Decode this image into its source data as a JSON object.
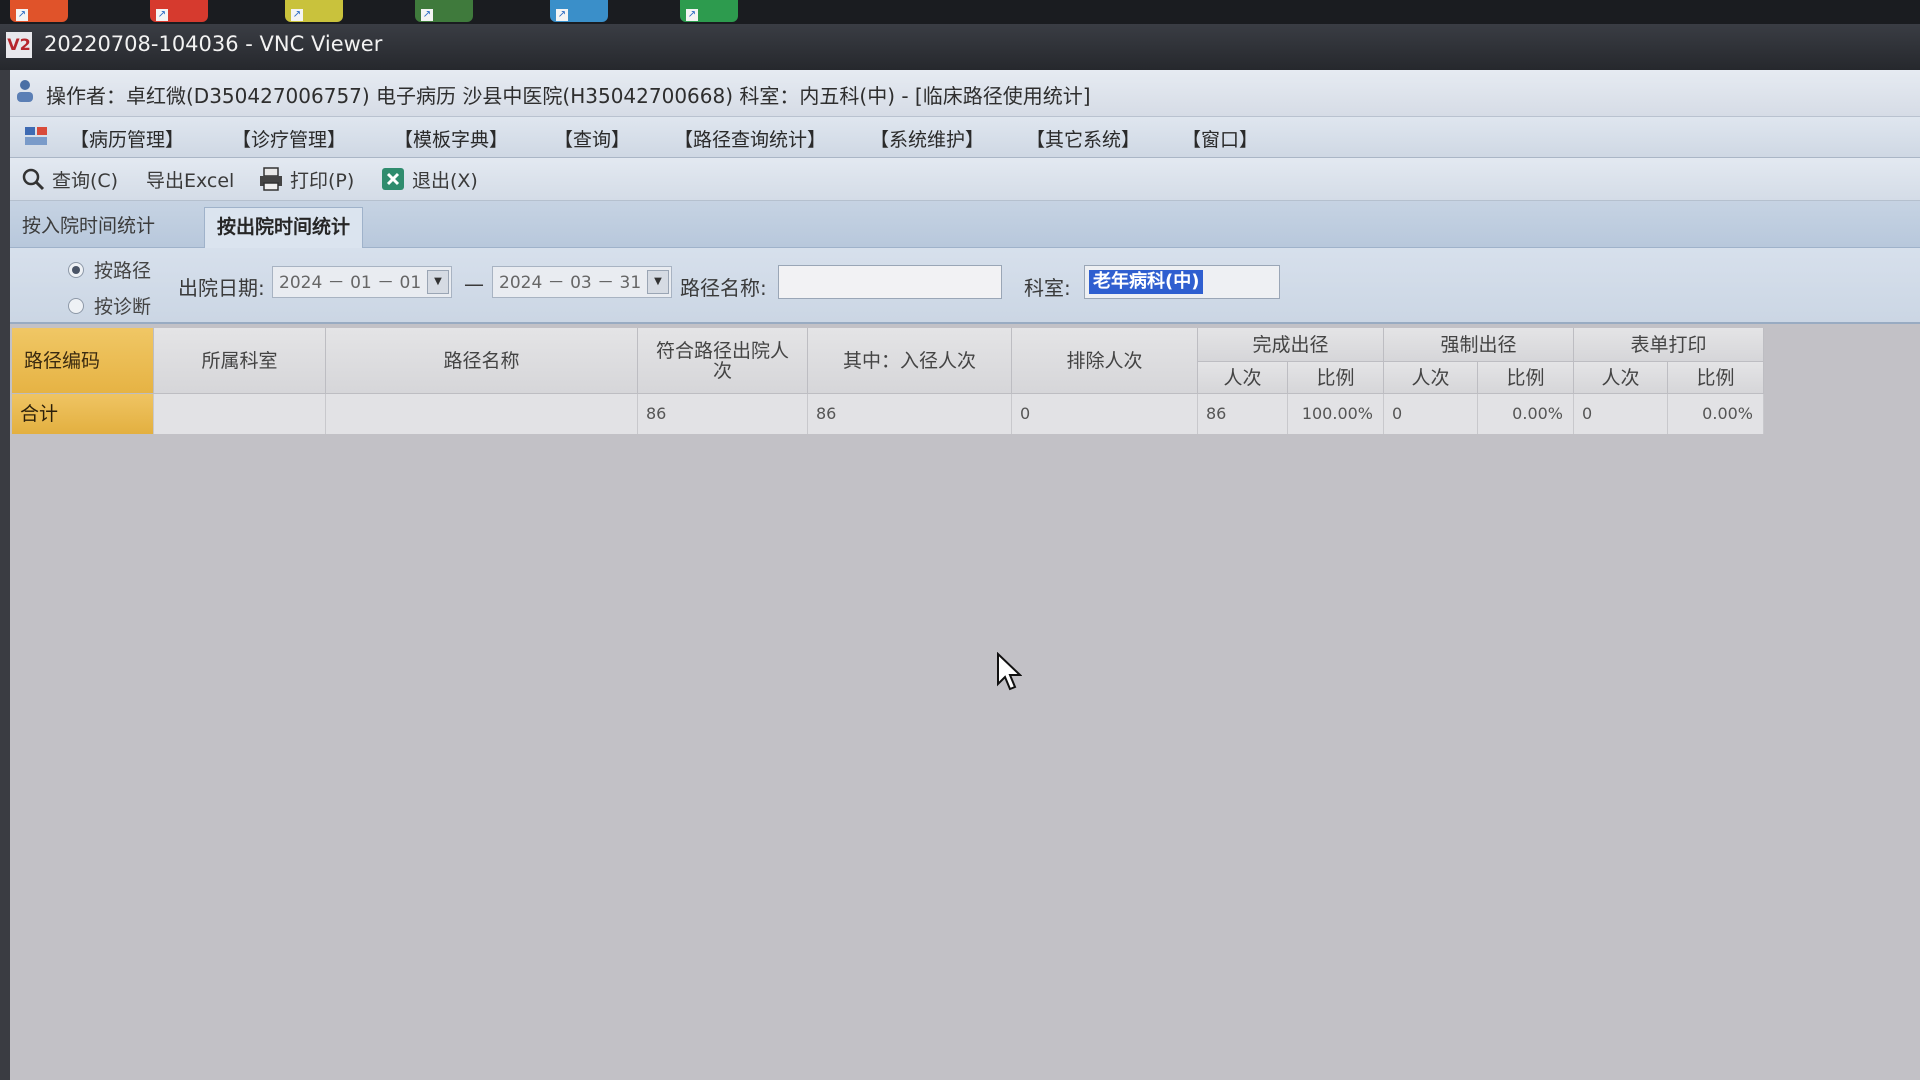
{
  "vnc": {
    "title": "20220708-104036 - VNC Viewer",
    "logo": "V2"
  },
  "info": {
    "text": "操作者：卓红微(D350427006757) 电子病历 沙县中医院(H35042700668) 科室：内五科(中) - [临床路径使用统计]"
  },
  "menu": {
    "items": [
      "【病历管理】",
      "【诊疗管理】",
      "【模板字典】",
      "【查询】",
      "【路径查询统计】",
      "【系统维护】",
      "【其它系统】",
      "【窗口】"
    ]
  },
  "toolbar": {
    "query": "查询(C)",
    "export": "导出Excel",
    "print": "打印(P)",
    "exit": "退出(X)"
  },
  "tabs": {
    "admission": "按入院时间统计",
    "discharge": "按出院时间统计"
  },
  "filter": {
    "by_path": "按路径",
    "by_diagnosis": "按诊断",
    "date_label": "出院日期:",
    "date_from": "2024 － 01 － 01",
    "dash": "—",
    "date_to": "2024 － 03 － 31",
    "path_name_label": "路径名称:",
    "path_name_value": "",
    "dept_label": "科室:",
    "dept_value": "老年病科(中)"
  },
  "table": {
    "headers": {
      "code": "路径编码",
      "dept": "所属科室",
      "name": "路径名称",
      "eligible": "符合路径出院人次",
      "entered": "其中：入径人次",
      "excluded": "排除人次",
      "completed": "完成出径",
      "forced": "强制出径",
      "form_print": "表单打印",
      "count": "人次",
      "ratio": "比例"
    },
    "total_row": {
      "label": "合计",
      "dept": "",
      "name": "",
      "eligible": "86",
      "entered": "86",
      "excluded": "0",
      "completed_count": "86",
      "completed_ratio": "100.00%",
      "forced_count": "0",
      "forced_ratio": "0.00%",
      "print_count": "0",
      "print_ratio": "0.00%"
    }
  },
  "colors": {
    "accent_header": "#e6b344",
    "selection": "#2f5fd0"
  }
}
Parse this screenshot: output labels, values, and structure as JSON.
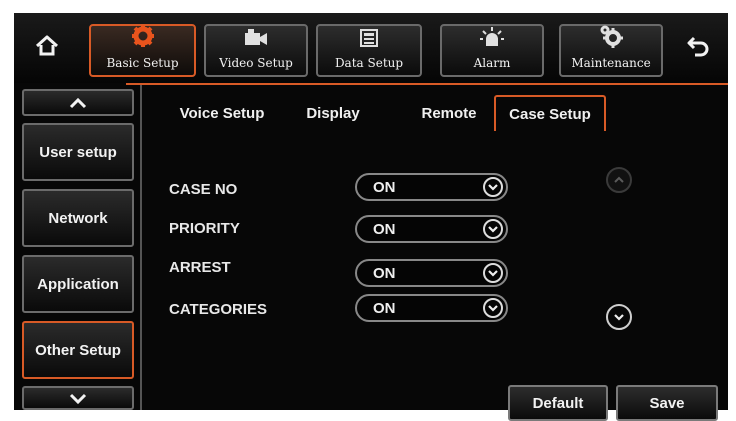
{
  "toolbar": {
    "home_icon": "home-icon",
    "back_icon": "back-arrow-icon",
    "buttons": [
      {
        "label": "Basic Setup",
        "icon": "gear-icon",
        "active": true
      },
      {
        "label": "Video Setup",
        "icon": "camera-icon",
        "active": false
      },
      {
        "label": "Data Setup",
        "icon": "data-icon",
        "active": false
      },
      {
        "label": "Alarm",
        "icon": "alarm-light-icon",
        "active": false
      },
      {
        "label": "Maintenance",
        "icon": "maintenance-gears-icon",
        "active": false
      }
    ],
    "accent_color": "#d85a26"
  },
  "sidebar": {
    "items": [
      {
        "label": "User setup"
      },
      {
        "label": "Network"
      },
      {
        "label": "Application"
      },
      {
        "label": "Other Setup",
        "active": true
      }
    ]
  },
  "tabs": [
    {
      "label": "Voice Setup"
    },
    {
      "label": "Display"
    },
    {
      "label": "Remote"
    },
    {
      "label": "Case Setup",
      "active": true
    }
  ],
  "settings": [
    {
      "label": "CASE NO",
      "value": "ON"
    },
    {
      "label": "PRIORITY",
      "value": "ON"
    },
    {
      "label": "ARREST",
      "value": "ON"
    },
    {
      "label": "CATEGORIES",
      "value": "ON"
    }
  ],
  "actions": {
    "default_label": "Default",
    "save_label": "Save"
  }
}
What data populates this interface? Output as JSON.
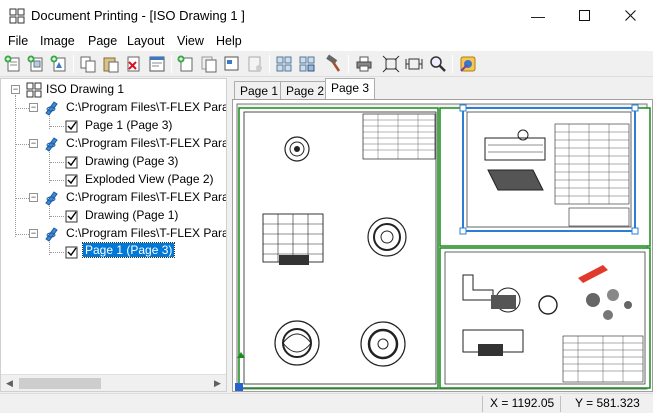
{
  "window": {
    "title": "Document Printing - [ISO Drawing 1 ]"
  },
  "menu": [
    "File",
    "Image",
    "Page",
    "Layout",
    "View",
    "Help"
  ],
  "toolbar_icons": [
    "add-sheet-icon",
    "add-copy-icon",
    "add-page-icon",
    "copy-icon",
    "paste-icon",
    "delete-icon",
    "properties-icon",
    "new-page-icon",
    "duplicate-page-icon",
    "page-settings-icon",
    "page-delete-icon",
    "grid-layout-icon",
    "grid-layout-2-icon",
    "hammer-icon",
    "printer-icon",
    "fit-page-icon",
    "fit-width-icon",
    "zoom-icon",
    "settings-wizard-icon"
  ],
  "tree": {
    "root": "ISO Drawing 1",
    "items": [
      {
        "kind": "doc",
        "label": "C:\\Program Files\\T-FLEX Parar"
      },
      {
        "kind": "page",
        "label": "Page 1 (Page 3)"
      },
      {
        "kind": "doc",
        "label": "C:\\Program Files\\T-FLEX Parar"
      },
      {
        "kind": "page",
        "label": "Drawing (Page 3)"
      },
      {
        "kind": "page",
        "label": "Exploded View (Page 2)"
      },
      {
        "kind": "doc",
        "label": "C:\\Program Files\\T-FLEX Parar"
      },
      {
        "kind": "page",
        "label": "Drawing (Page 1)"
      },
      {
        "kind": "doc",
        "label": "C:\\Program Files\\T-FLEX Parar"
      },
      {
        "kind": "page",
        "label": "Page 1 (Page 3)",
        "selected": true
      }
    ]
  },
  "tabs": [
    {
      "label": "Page 1",
      "active": false
    },
    {
      "label": "Page 2",
      "active": false
    },
    {
      "label": "Page 3",
      "active": true
    }
  ],
  "status": {
    "x": "X = 1192.05",
    "y": "Y = 581.323"
  },
  "colors": {
    "selection": "#0078d7",
    "sheet_border_green": "#1a8c1a",
    "sheet_selected_blue": "#2a7fd4"
  }
}
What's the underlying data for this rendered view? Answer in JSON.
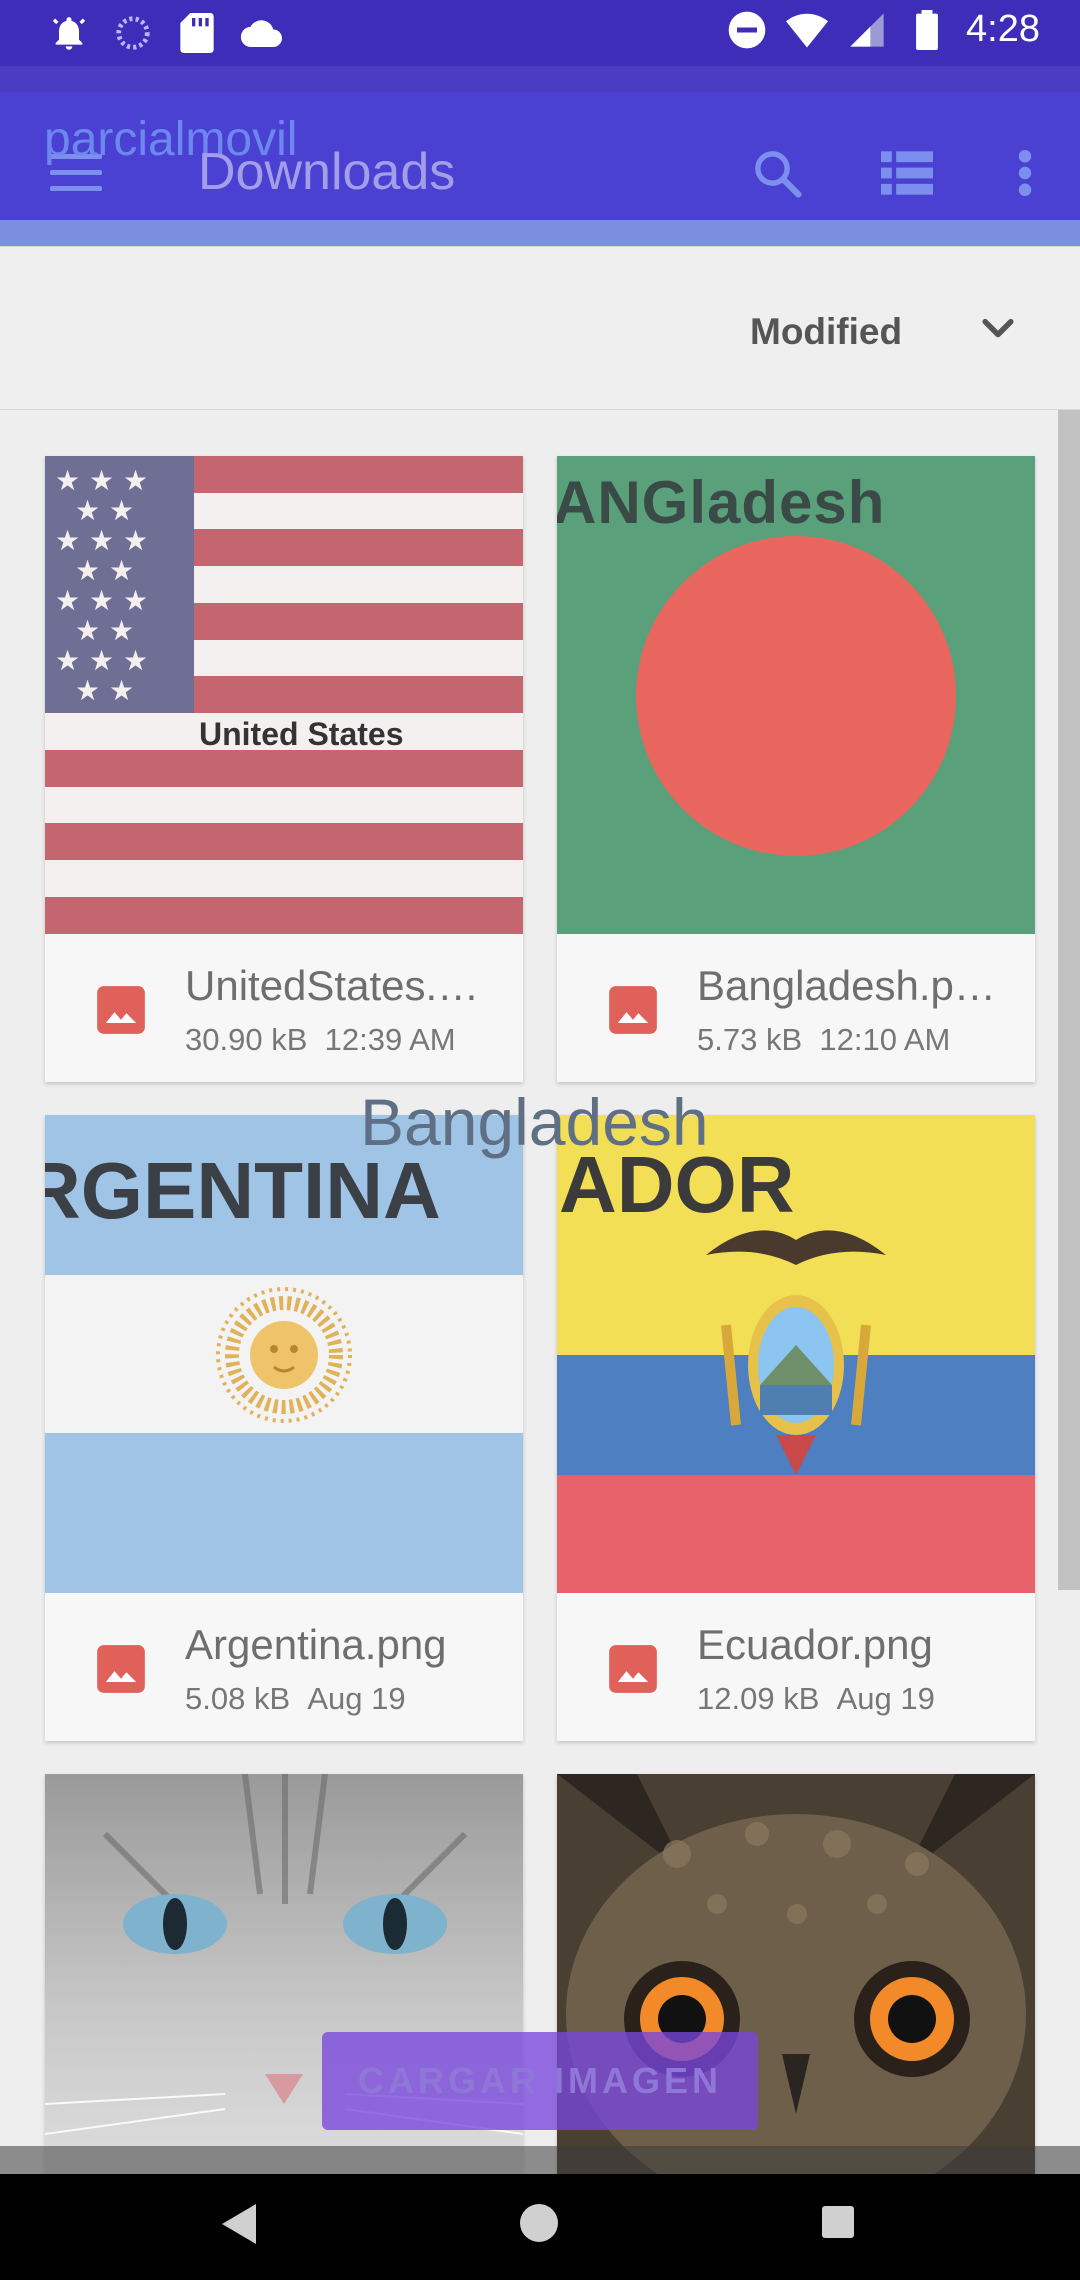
{
  "status_bar": {
    "time": "4:28",
    "left_icons": [
      "alarm-bell-icon",
      "loading-circle-icon",
      "sd-card-icon",
      "cloud-icon"
    ],
    "right_icons": [
      "do-not-disturb-icon",
      "wifi-icon",
      "signal-icon",
      "battery-icon"
    ]
  },
  "app": {
    "name": "parcialmovil",
    "title": "Downloads",
    "actions": [
      "search-icon",
      "list-view-icon",
      "more-vert-icon"
    ]
  },
  "sort": {
    "label": "Modified"
  },
  "files": [
    {
      "name": "UnitedStates.…",
      "size": "30.90 kB",
      "date": "12:39 AM",
      "thumb_text": "United States"
    },
    {
      "name": "Bangladesh.p…",
      "size": "5.73 kB",
      "date": "12:10 AM",
      "thumb_text": "ANGladesh"
    },
    {
      "name": "Argentina.png",
      "size": "5.08 kB",
      "date": "Aug 19",
      "thumb_text": "RGENTINA"
    },
    {
      "name": "Ecuador.png",
      "size": "12.09 kB",
      "date": "Aug 19",
      "thumb_text": "ADOR"
    }
  ],
  "overlay": {
    "selected_title": "Bangladesh",
    "button": "CARGAR IMAGEN"
  },
  "colors": {
    "status_bar": "#3e2db8",
    "app_bar": "#4a41d3",
    "file_icon": "#e0605a",
    "button": "#7846dc"
  }
}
^^^^^^^^
Given request » From the records given above, reproduce all text exactly and exclude each picture.

The reply »
Decode this image into its source data as a JSON object.
{
  "vnc": {
    "title": "20220708-104036 - VNC Viewer",
    "logo": "V2"
  },
  "info": {
    "text": "操作者：卓红微(D350427006757) 电子病历 沙县中医院(H35042700668) 科室：内五科(中) - [临床路径使用统计]"
  },
  "menu": {
    "items": [
      "【病历管理】",
      "【诊疗管理】",
      "【模板字典】",
      "【查询】",
      "【路径查询统计】",
      "【系统维护】",
      "【其它系统】",
      "【窗口】"
    ]
  },
  "toolbar": {
    "query": "查询(C)",
    "export": "导出Excel",
    "print": "打印(P)",
    "exit": "退出(X)"
  },
  "tabs": {
    "admission": "按入院时间统计",
    "discharge": "按出院时间统计"
  },
  "filter": {
    "by_path": "按路径",
    "by_diagnosis": "按诊断",
    "date_label": "出院日期:",
    "date_from": "2024 － 01 － 01",
    "dash": "—",
    "date_to": "2024 － 03 － 31",
    "path_name_label": "路径名称:",
    "path_name_value": "",
    "dept_label": "科室:",
    "dept_value": "老年病科(中)"
  },
  "table": {
    "headers": {
      "code": "路径编码",
      "dept": "所属科室",
      "name": "路径名称",
      "eligible": "符合路径出院人次",
      "entered": "其中：入径人次",
      "excluded": "排除人次",
      "completed": "完成出径",
      "forced": "强制出径",
      "form_print": "表单打印",
      "count": "人次",
      "ratio": "比例"
    },
    "total_row": {
      "label": "合计",
      "dept": "",
      "name": "",
      "eligible": "86",
      "entered": "86",
      "excluded": "0",
      "completed_count": "86",
      "completed_ratio": "100.00%",
      "forced_count": "0",
      "forced_ratio": "0.00%",
      "print_count": "0",
      "print_ratio": "0.00%"
    }
  },
  "colors": {
    "accent_header": "#e6b344",
    "selection": "#2f5fd0"
  }
}
Parse this screenshot: output labels, values, and structure as JSON.
{
  "toolbar": {
    "home_icon": "home-icon",
    "back_icon": "back-arrow-icon",
    "buttons": [
      {
        "label": "Basic Setup",
        "icon": "gear-icon",
        "active": true
      },
      {
        "label": "Video Setup",
        "icon": "camera-icon",
        "active": false
      },
      {
        "label": "Data Setup",
        "icon": "data-icon",
        "active": false
      },
      {
        "label": "Alarm",
        "icon": "alarm-light-icon",
        "active": false
      },
      {
        "label": "Maintenance",
        "icon": "maintenance-gears-icon",
        "active": false
      }
    ],
    "accent_color": "#d85a26"
  },
  "sidebar": {
    "items": [
      {
        "label": "User setup"
      },
      {
        "label": "Network"
      },
      {
        "label": "Application"
      },
      {
        "label": "Other Setup",
        "active": true
      }
    ]
  },
  "tabs": [
    {
      "label": "Voice Setup"
    },
    {
      "label": "Display"
    },
    {
      "label": "Remote"
    },
    {
      "label": "Case Setup",
      "active": true
    }
  ],
  "settings": [
    {
      "label": "CASE NO",
      "value": "ON"
    },
    {
      "label": "PRIORITY",
      "value": "ON"
    },
    {
      "label": "ARREST",
      "value": "ON"
    },
    {
      "label": "CATEGORIES",
      "value": "ON"
    }
  ],
  "actions": {
    "default_label": "Default",
    "save_label": "Save"
  }
}
What data populates this interface? Output as JSON.
{
  "window": {
    "title": "Document Printing - [ISO Drawing 1 ]"
  },
  "menu": [
    "File",
    "Image",
    "Page",
    "Layout",
    "View",
    "Help"
  ],
  "toolbar_icons": [
    "add-sheet-icon",
    "add-copy-icon",
    "add-page-icon",
    "copy-icon",
    "paste-icon",
    "delete-icon",
    "properties-icon",
    "new-page-icon",
    "duplicate-page-icon",
    "page-settings-icon",
    "page-delete-icon",
    "grid-layout-icon",
    "grid-layout-2-icon",
    "hammer-icon",
    "printer-icon",
    "fit-page-icon",
    "fit-width-icon",
    "zoom-icon",
    "settings-wizard-icon"
  ],
  "tree": {
    "root": "ISO Drawing 1",
    "items": [
      {
        "kind": "doc",
        "label": "C:\\Program Files\\T-FLEX Parar"
      },
      {
        "kind": "page",
        "label": "Page 1 (Page 3)"
      },
      {
        "kind": "doc",
        "label": "C:\\Program Files\\T-FLEX Parar"
      },
      {
        "kind": "page",
        "label": "Drawing (Page 3)"
      },
      {
        "kind": "page",
        "label": "Exploded View (Page 2)"
      },
      {
        "kind": "doc",
        "label": "C:\\Program Files\\T-FLEX Parar"
      },
      {
        "kind": "page",
        "label": "Drawing (Page 1)"
      },
      {
        "kind": "doc",
        "label": "C:\\Program Files\\T-FLEX Parar"
      },
      {
        "kind": "page",
        "label": "Page 1 (Page 3)",
        "selected": true
      }
    ]
  },
  "tabs": [
    {
      "label": "Page 1",
      "active": false
    },
    {
      "label": "Page 2",
      "active": false
    },
    {
      "label": "Page 3",
      "active": true
    }
  ],
  "status": {
    "x": "X = 1192.05",
    "y": "Y = 581.323"
  },
  "colors": {
    "selection": "#0078d7",
    "sheet_border_green": "#1a8c1a",
    "sheet_selected_blue": "#2a7fd4"
  }
}
What's the underlying data for this rendered view? Answer in JSON.
{
  "status_bar": {
    "time": "4:28",
    "left_icons": [
      "alarm-bell-icon",
      "loading-circle-icon",
      "sd-card-icon",
      "cloud-icon"
    ],
    "right_icons": [
      "do-not-disturb-icon",
      "wifi-icon",
      "signal-icon",
      "battery-icon"
    ]
  },
  "app": {
    "name": "parcialmovil",
    "title": "Downloads",
    "actions": [
      "search-icon",
      "list-view-icon",
      "more-vert-icon"
    ]
  },
  "sort": {
    "label": "Modified"
  },
  "files": [
    {
      "name": "UnitedStates.…",
      "size": "30.90 kB",
      "date": "12:39 AM",
      "thumb_text": "United States"
    },
    {
      "name": "Bangladesh.p…",
      "size": "5.73 kB",
      "date": "12:10 AM",
      "thumb_text": "ANGladesh"
    },
    {
      "name": "Argentina.png",
      "size": "5.08 kB",
      "date": "Aug 19",
      "thumb_text": "RGENTINA"
    },
    {
      "name": "Ecuador.png",
      "size": "12.09 kB",
      "date": "Aug 19",
      "thumb_text": "ADOR"
    }
  ],
  "overlay": {
    "selected_title": "Bangladesh",
    "button": "CARGAR IMAGEN"
  },
  "colors": {
    "status_bar": "#3e2db8",
    "app_bar": "#4a41d3",
    "file_icon": "#e0605a",
    "button": "#7846dc"
  }
}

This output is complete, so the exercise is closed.